→ **TEXT BLOCK**
# # # # #
Intel Announces Xeon Phi Co-Processors

samlittlewood · on June 19, 2012

Note: the instruction set and open source software stack are available:

http://software.intel.com/en-us/blogs/2012/06/05/knights-cor...

http://software.intel.com/en-us/forums/showthread.php?t=1054...

ilaksh · on June 19, 2012

So this means that each core is running its own version of Red Hat or some other Linux? Does that mean that I can install my own software on those ah, tiny machines?

Someone may probably get mad or think I am stupid for asking this, but can I install node.js on each core?

steveb · on June 19, 2012

Each card (not core) is running an embedded version of Linux. Binaries are almost all linked to busybox. You can mount NFS shares to share data.

The embedded systems need specially compiled binaries. With the Intel compiler, this is usually achieved by turning on a flag at compile time. So yes, you can install and run your own software on the nodes.

ubernostrum · on June 19, 2012

Think of graphics cards, since they're the most commonplace example of coprocessors. You don't install a game on your graphics card; rather, the system gains the ability to offload graphics processing to the card, in order to improve how well the system as a whole runs the game.
# # # # #
→ **RECORDED INFORMATION**
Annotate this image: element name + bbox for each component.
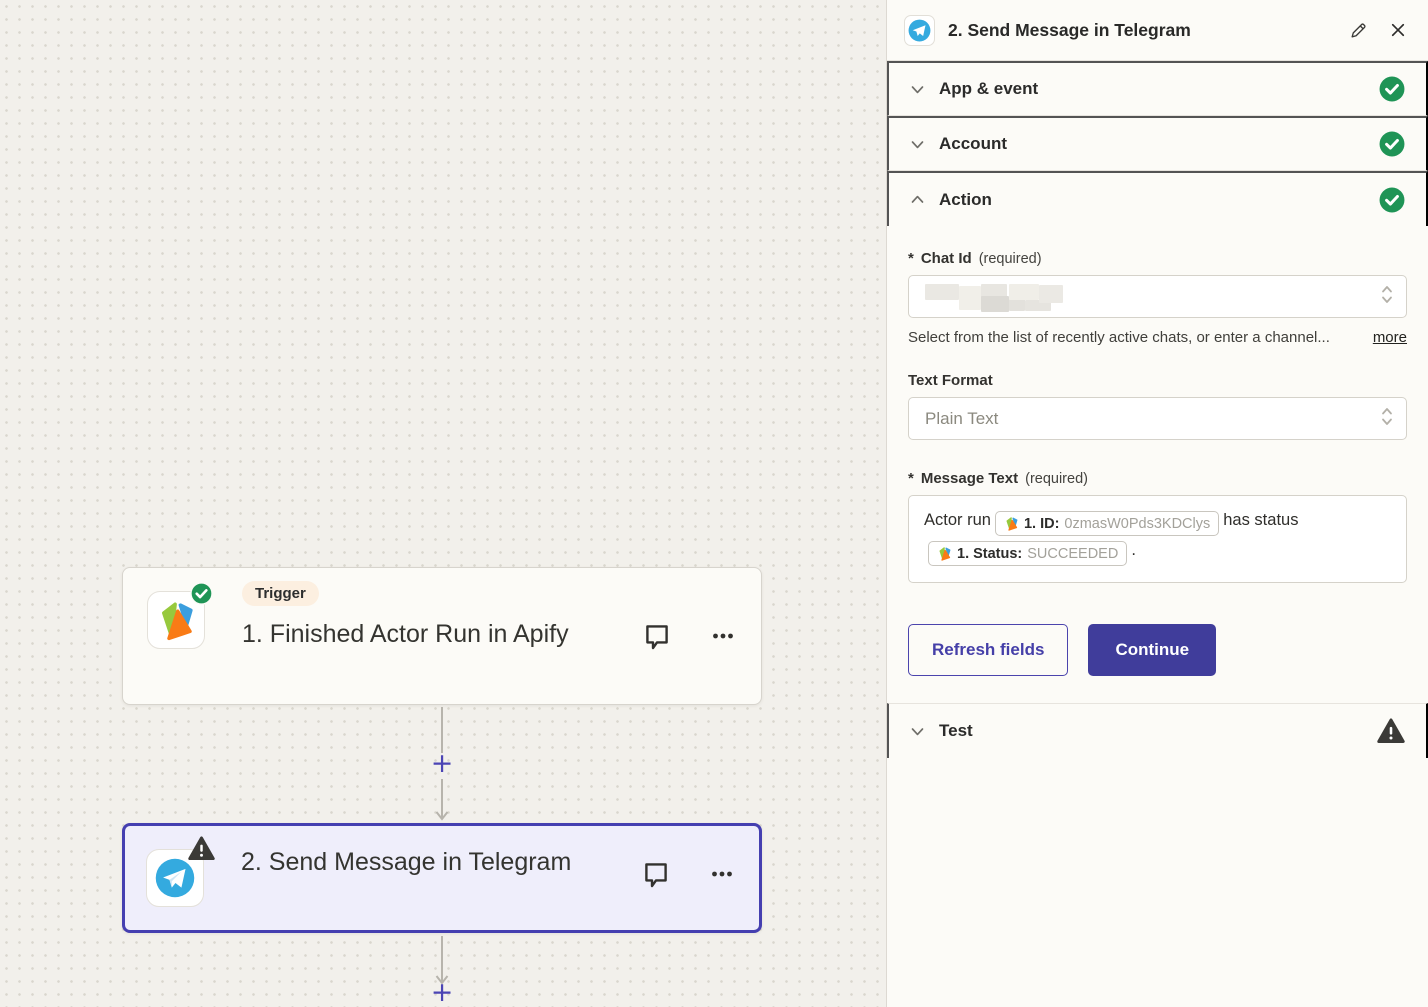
# # # # #
→ **WRITTEN INSTRUCTION A**
Using the Xeon Phi thread, answer:
(i) According to steveb, what does each card run?
(ii) What are almost all of the binaries linked to?
(iii) What does ubernostrum name as the most commonplace example of coprocessors?
→ **WRITTEN INSTRUCTION B**
Swap "Red Hat" for "Ubuntu" and give the Xeon Phi thread between "ilaksh · on" and "on each core?", inclusive.
→ **WRITTEN INSTRUCTION C**
Extend the Xeon Phi thread from where it stops.
The listing has nothing to do with the Xeon Phi thread.

→ **FINAL RESULT A**
(i) An embedded version of Linux.
(ii) Busybox.
(iii) Graphics cards.

→ **FINAL RESULT B**
ilaksh · on June 19, 2012

So this means that each core is running its own version of Ubuntu or some other Linux? Does that mean that I can install my own software on those ah, tiny machines?

Someone may probably get mad or think I am stupid for asking this, but can I install node.js on each core?

→ **FINAL RESULT C**
reitzensteinm · on June 19, 2012

Except in this case, you can install Linux on it.

samlittlewood · on June 19, 2012

From my limited understanding: each card will appear as a 50 core linux box.

Each core has a set of 16 way vector insns, and there is a little api for synchronization.

raverbashing · on June 19, 2012

It's probably going to be a small RTOS in each core

Or like it's done in PS3, where you have one core scheduling the others

"but can I install node.js on each core?" maybe, but that's really not the idea

rbanffy · on June 19, 2012

You can go the RTOS route, but each card looks like a 50-core, 200-thread machine with 8 GB of GDDR5 memory and can comfortably run a Linux or *BSD stack.

In fact, I'd love to see developers using them as their personal machines (Intel would probably have to make ATX motherboards with it) so that more and more software makes use of the more and more available threads on our own machines. An entry-level laptop these days looks like 8 processors to the OS and this number will only go up.

ajross · on June 19, 2012

While these are x86 cores, and clearly capable of running desktop software, it wouldn't be a good experience as the primary CPU. The circuit size almost certainly means that these are in-order CPUs, probably with minimal superscalar capability, and likely a shallow pipeline. So scalar code is going to run terribly on them. Desktop usage is dominated by scalar CPU overhead.

rbanffy · on June 19, 2012

That's precisely why it would be interesting - developers would have to work around these limitations. Number of cores will continue to go up and, if the software allows it, they can be simples ones.

ajross · on June 19, 2012

With all due respect: yawn. People have been predicting the end of scalar code now for a decade, and it's no closer than it was. Show me a SIMD Javascript interpreter, or DOM layout engine, or SSL implementation, or compression algorithm, or heap allocator, or...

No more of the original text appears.